= OBJECTIVE =
Scan each line of the records for the word "ratio" and extract the ones that have it.

= DATASET EXCERPTS =
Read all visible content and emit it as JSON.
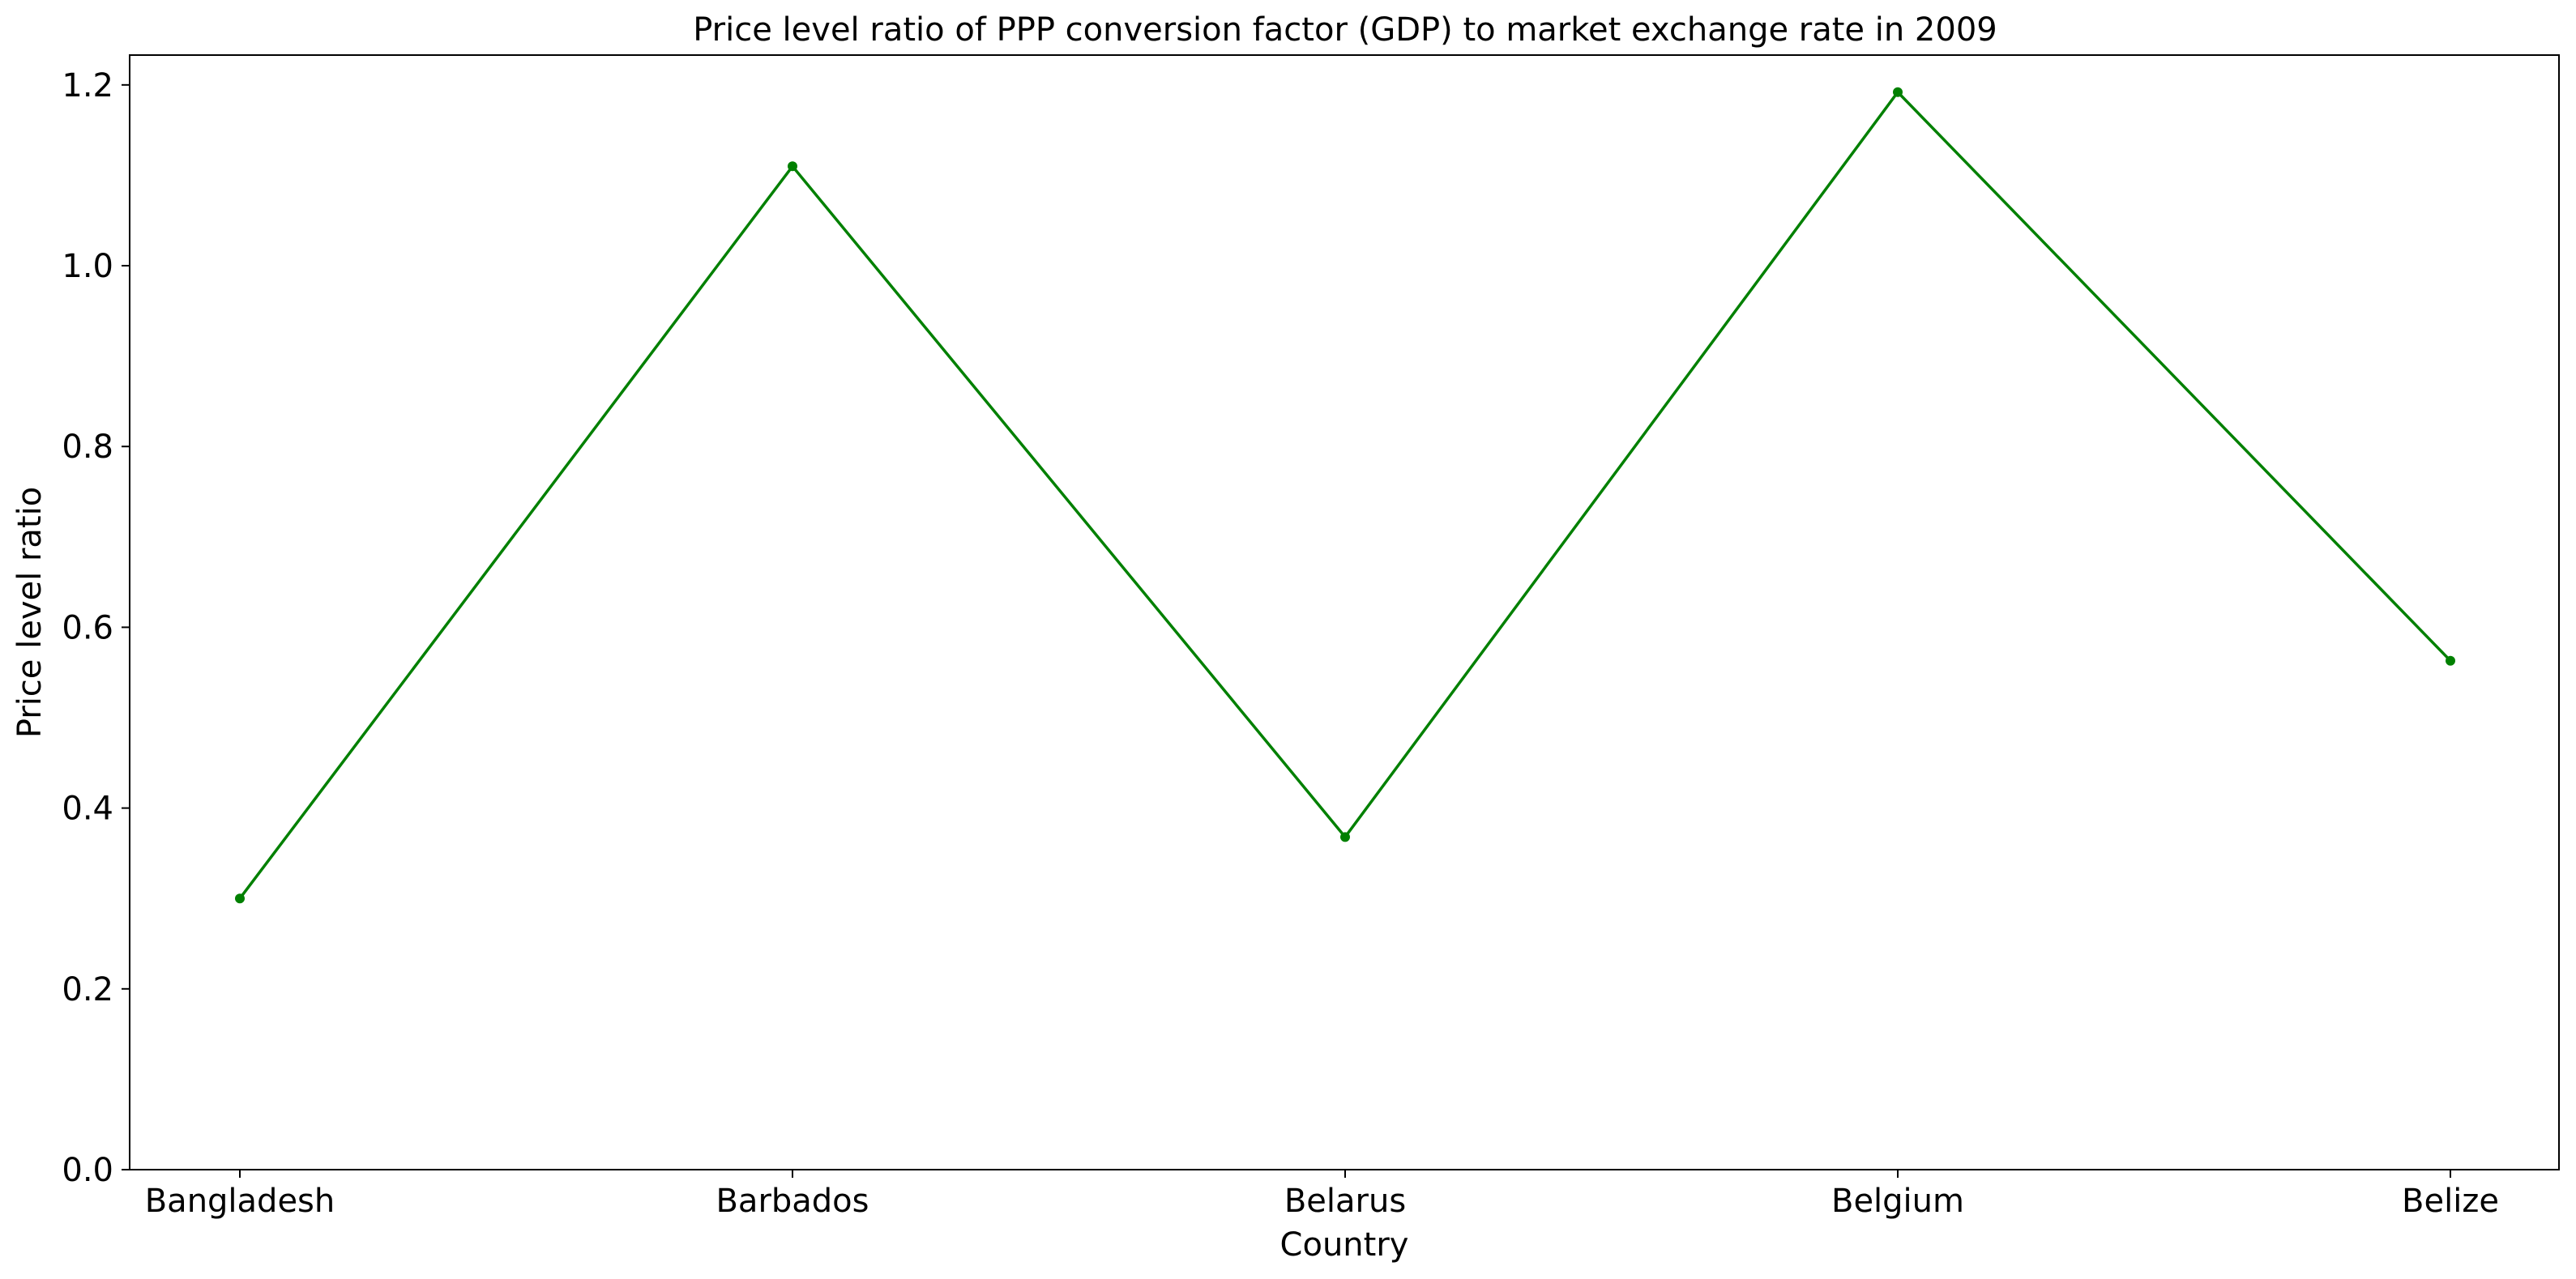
{
  "chart_data": {
    "type": "line",
    "title": "Price level ratio of PPP conversion factor (GDP) to market exchange rate in 2009",
    "xlabel": "Country",
    "ylabel": "Price level ratio",
    "categories": [
      "Bangladesh",
      "Barbados",
      "Belarus",
      "Belgium",
      "Belize"
    ],
    "series": [
      {
        "values": [
          0.3,
          1.11,
          0.368,
          1.192,
          0.563
        ]
      }
    ],
    "ylim": [
      0,
      1.233
    ],
    "yticks": [
      0.0,
      0.2,
      0.4,
      0.6,
      0.8,
      1.0,
      1.2
    ],
    "ytick_labels": [
      "0.0",
      "0.2",
      "0.4",
      "0.6",
      "0.8",
      "1.0",
      "1.2"
    ],
    "grid": false,
    "line_color": "#008000",
    "marker": "dot"
  }
}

= TASK RESPONSE =
    "title": "Price level ratio of PPP conversion factor (GDP) to market exchange rate in 2009",
    "ylabel": "Price level ratio",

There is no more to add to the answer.